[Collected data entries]
------------

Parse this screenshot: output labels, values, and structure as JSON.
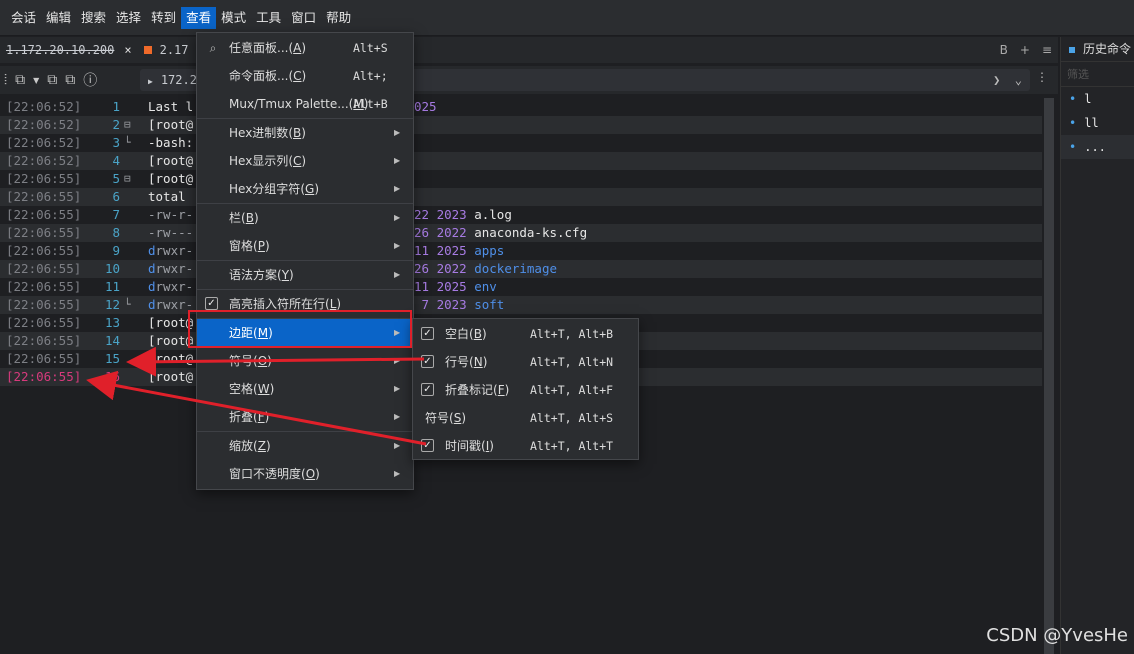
{
  "menubar": {
    "items": [
      "会话",
      "编辑",
      "搜索",
      "选择",
      "转到",
      "查看",
      "模式",
      "工具",
      "窗口",
      "帮助"
    ],
    "active_index": 5
  },
  "tabs": [
    {
      "label": "1.172.20.10.200",
      "close": "×"
    },
    {
      "label": "2.17"
    }
  ],
  "tab_right": {
    "b": "B",
    "plus": "+",
    "menu": "≡"
  },
  "toolbar": {
    "address": "172.2",
    "more": "⋮"
  },
  "terminal": {
    "rows": [
      {
        "ts": "[22:06:52]",
        "ln": "1",
        "fold": "",
        "text": "Last l",
        "tail": "025"
      },
      {
        "ts": "[22:06:52]",
        "ln": "2",
        "fold": "⊟",
        "text": "[root@",
        "tail": ""
      },
      {
        "ts": "[22:06:52]",
        "ln": "3",
        "fold": "└",
        "text": "-bash:",
        "tail": ""
      },
      {
        "ts": "[22:06:52]",
        "ln": "4",
        "fold": "",
        "text": "[root@",
        "tail": ""
      },
      {
        "ts": "[22:06:55]",
        "ln": "5",
        "fold": "⊟",
        "text": "[root@",
        "tail": ""
      },
      {
        "ts": "[22:06:55]",
        "ln": "6",
        "fold": "",
        "text": "total",
        "tail": ""
      },
      {
        "ts": "[22:06:55]",
        "ln": "7",
        "fold": "",
        "text": "-rw-r-",
        "tail_day": "22",
        "tail_year": "2023",
        "tail_name": "a.log",
        "tail_kind": "file"
      },
      {
        "ts": "[22:06:55]",
        "ln": "8",
        "fold": "",
        "text": "-rw---",
        "tail_day": "26",
        "tail_year": "2022",
        "tail_name": "anaconda-ks.cfg",
        "tail_kind": "file"
      },
      {
        "ts": "[22:06:55]",
        "ln": "9",
        "fold": "",
        "text": "drwxr-",
        "tail_day": "11",
        "tail_year": "2025",
        "tail_name": "apps",
        "tail_kind": "dir"
      },
      {
        "ts": "[22:06:55]",
        "ln": "10",
        "fold": "",
        "text": "drwxr-",
        "tail_day": "26",
        "tail_year": "2022",
        "tail_name": "dockerimage",
        "tail_kind": "dir"
      },
      {
        "ts": "[22:06:55]",
        "ln": "11",
        "fold": "",
        "text": "drwxr-",
        "tail_day": "11",
        "tail_year": "2025",
        "tail_name": "env",
        "tail_kind": "dir"
      },
      {
        "ts": "[22:06:55]",
        "ln": "12",
        "fold": "└",
        "text": "drwxr-",
        "tail_day": "7",
        "tail_year": "2023",
        "tail_name": "soft",
        "tail_kind": "dir"
      },
      {
        "ts": "[22:06:55]",
        "ln": "13",
        "fold": "",
        "text": "[root@",
        "tail": ""
      },
      {
        "ts": "[22:06:55]",
        "ln": "14",
        "fold": "",
        "text": "[root@",
        "tail": ""
      },
      {
        "ts": "[22:06:55]",
        "ln": "15",
        "fold": "",
        "text": "[root@",
        "tail": ""
      },
      {
        "ts": "[22:06:55]",
        "ln": "16",
        "fold": "",
        "text": "[root@",
        "tail": ""
      }
    ]
  },
  "history": {
    "title": "历史命令",
    "filter_placeholder": "筛选",
    "items": [
      "l",
      "ll",
      "..."
    ]
  },
  "view_menu": {
    "items": [
      {
        "label": "任意面板...",
        "key": "A",
        "shortcut": "Alt+S",
        "icon": "search-icon",
        "submenu": false
      },
      {
        "label": "命令面板...",
        "key": "C",
        "shortcut": "Alt+;",
        "submenu": false
      },
      {
        "label": "Mux/Tmux Palette...",
        "key": "M",
        "shortcut": "Alt+B",
        "submenu": false,
        "sep_after": true
      },
      {
        "label": "Hex进制数",
        "key": "B",
        "submenu": true
      },
      {
        "label": "Hex显示列",
        "key": "C",
        "submenu": true
      },
      {
        "label": "Hex分组字符",
        "key": "G",
        "submenu": true,
        "sep_after": true
      },
      {
        "label": "栏",
        "key": "B",
        "submenu": true
      },
      {
        "label": "窗格",
        "key": "P",
        "submenu": true,
        "sep_after": true
      },
      {
        "label": "语法方案",
        "key": "Y",
        "submenu": true,
        "sep_after": true
      },
      {
        "label": "高亮插入符所在行",
        "key": "L",
        "checked": true,
        "submenu": false,
        "sep_after": true
      },
      {
        "label": "边距",
        "key": "M",
        "submenu": true,
        "selected": true
      },
      {
        "label": "符号",
        "key": "O",
        "submenu": true
      },
      {
        "label": "空格",
        "key": "W",
        "submenu": true
      },
      {
        "label": "折叠",
        "key": "F",
        "submenu": true,
        "sep_after": true
      },
      {
        "label": "缩放",
        "key": "Z",
        "submenu": true
      },
      {
        "label": "窗口不透明度",
        "key": "O",
        "submenu": true
      }
    ]
  },
  "margin_submenu": {
    "items": [
      {
        "label": "空白",
        "key": "B",
        "shortcut": "Alt+T, Alt+B",
        "checked": true
      },
      {
        "label": "行号",
        "key": "N",
        "shortcut": "Alt+T, Alt+N",
        "checked": true
      },
      {
        "label": "折叠标记",
        "key": "F",
        "shortcut": "Alt+T, Alt+F",
        "checked": true
      },
      {
        "label": "符号",
        "key": "S",
        "shortcut": "Alt+T, Alt+S",
        "checked": false
      },
      {
        "label": "时间戳",
        "key": "I",
        "shortcut": "Alt+T, Alt+T",
        "checked": true
      }
    ]
  },
  "watermark": "CSDN @YvesHe",
  "colors": {
    "accent": "#0a64c8",
    "annotation": "#e0202a",
    "timestamp_pink": "#d63a7c"
  }
}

------------

◆ **YOUR INSTRUCTIONS**: Your task is to reproduce all of the material exactly. The pictures stay out.

◆ **THE RESULT**:
Parse this screenshot: output labels, values, and structure as JSON.
{
  "menubar": {
    "items": [
      "会话",
      "编辑",
      "搜索",
      "选择",
      "转到",
      "查看",
      "模式",
      "工具",
      "窗口",
      "帮助"
    ],
    "active_index": 5
  },
  "tabs": [
    {
      "label": "1.172.20.10.200",
      "close": "×"
    },
    {
      "label": "2.17"
    }
  ],
  "tab_right": {
    "b": "B",
    "plus": "+",
    "menu": "≡"
  },
  "toolbar": {
    "address": "172.2",
    "more": "⋮"
  },
  "terminal": {
    "rows": [
      {
        "ts": "[22:06:52]",
        "ln": "1",
        "fold": "",
        "text": "Last l",
        "tail": "025"
      },
      {
        "ts": "[22:06:52]",
        "ln": "2",
        "fold": "⊟",
        "text": "[root@",
        "tail": ""
      },
      {
        "ts": "[22:06:52]",
        "ln": "3",
        "fold": "└",
        "text": "-bash:",
        "tail": ""
      },
      {
        "ts": "[22:06:52]",
        "ln": "4",
        "fold": "",
        "text": "[root@",
        "tail": ""
      },
      {
        "ts": "[22:06:55]",
        "ln": "5",
        "fold": "⊟",
        "text": "[root@",
        "tail": ""
      },
      {
        "ts": "[22:06:55]",
        "ln": "6",
        "fold": "",
        "text": "total",
        "tail": ""
      },
      {
        "ts": "[22:06:55]",
        "ln": "7",
        "fold": "",
        "text": "-rw-r-",
        "tail_day": "22",
        "tail_year": "2023",
        "tail_name": "a.log",
        "tail_kind": "file"
      },
      {
        "ts": "[22:06:55]",
        "ln": "8",
        "fold": "",
        "text": "-rw---",
        "tail_day": "26",
        "tail_year": "2022",
        "tail_name": "anaconda-ks.cfg",
        "tail_kind": "file"
      },
      {
        "ts": "[22:06:55]",
        "ln": "9",
        "fold": "",
        "text": "drwxr-",
        "tail_day": "11",
        "tail_year": "2025",
        "tail_name": "apps",
        "tail_kind": "dir"
      },
      {
        "ts": "[22:06:55]",
        "ln": "10",
        "fold": "",
        "text": "drwxr-",
        "tail_day": "26",
        "tail_year": "2022",
        "tail_name": "dockerimage",
        "tail_kind": "dir"
      },
      {
        "ts": "[22:06:55]",
        "ln": "11",
        "fold": "",
        "text": "drwxr-",
        "tail_day": "11",
        "tail_year": "2025",
        "tail_name": "env",
        "tail_kind": "dir"
      },
      {
        "ts": "[22:06:55]",
        "ln": "12",
        "fold": "└",
        "text": "drwxr-",
        "tail_day": "7",
        "tail_year": "2023",
        "tail_name": "soft",
        "tail_kind": "dir"
      },
      {
        "ts": "[22:06:55]",
        "ln": "13",
        "fold": "",
        "text": "[root@",
        "tail": ""
      },
      {
        "ts": "[22:06:55]",
        "ln": "14",
        "fold": "",
        "text": "[root@",
        "tail": ""
      },
      {
        "ts": "[22:06:55]",
        "ln": "15",
        "fold": "",
        "text": "[root@",
        "tail": ""
      },
      {
        "ts": "[22:06:55]",
        "ln": "16",
        "fold": "",
        "text": "[root@",
        "tail": ""
      }
    ]
  },
  "history": {
    "title": "历史命令",
    "filter_placeholder": "筛选",
    "items": [
      "l",
      "ll",
      "..."
    ]
  },
  "view_menu": {
    "items": [
      {
        "label": "任意面板...",
        "key": "A",
        "shortcut": "Alt+S",
        "icon": "search-icon",
        "submenu": false
      },
      {
        "label": "命令面板...",
        "key": "C",
        "shortcut": "Alt+;",
        "submenu": false
      },
      {
        "label": "Mux/Tmux Palette...",
        "key": "M",
        "shortcut": "Alt+B",
        "submenu": false,
        "sep_after": true
      },
      {
        "label": "Hex进制数",
        "key": "B",
        "submenu": true
      },
      {
        "label": "Hex显示列",
        "key": "C",
        "submenu": true
      },
      {
        "label": "Hex分组字符",
        "key": "G",
        "submenu": true,
        "sep_after": true
      },
      {
        "label": "栏",
        "key": "B",
        "submenu": true
      },
      {
        "label": "窗格",
        "key": "P",
        "submenu": true,
        "sep_after": true
      },
      {
        "label": "语法方案",
        "key": "Y",
        "submenu": true,
        "sep_after": true
      },
      {
        "label": "高亮插入符所在行",
        "key": "L",
        "checked": true,
        "submenu": false,
        "sep_after": true
      },
      {
        "label": "边距",
        "key": "M",
        "submenu": true,
        "selected": true
      },
      {
        "label": "符号",
        "key": "O",
        "submenu": true
      },
      {
        "label": "空格",
        "key": "W",
        "submenu": true
      },
      {
        "label": "折叠",
        "key": "F",
        "submenu": true,
        "sep_after": true
      },
      {
        "label": "缩放",
        "key": "Z",
        "submenu": true
      },
      {
        "label": "窗口不透明度",
        "key": "O",
        "submenu": true
      }
    ]
  },
  "margin_submenu": {
    "items": [
      {
        "label": "空白",
        "key": "B",
        "shortcut": "Alt+T, Alt+B",
        "checked": true
      },
      {
        "label": "行号",
        "key": "N",
        "shortcut": "Alt+T, Alt+N",
        "checked": true
      },
      {
        "label": "折叠标记",
        "key": "F",
        "shortcut": "Alt+T, Alt+F",
        "checked": true
      },
      {
        "label": "符号",
        "key": "S",
        "shortcut": "Alt+T, Alt+S",
        "checked": false
      },
      {
        "label": "时间戳",
        "key": "I",
        "shortcut": "Alt+T, Alt+T",
        "checked": true
      }
    ]
  },
  "watermark": "CSDN @YvesHe",
  "colors": {
    "accent": "#0a64c8",
    "annotation": "#e0202a",
    "timestamp_pink": "#d63a7c"
  }
}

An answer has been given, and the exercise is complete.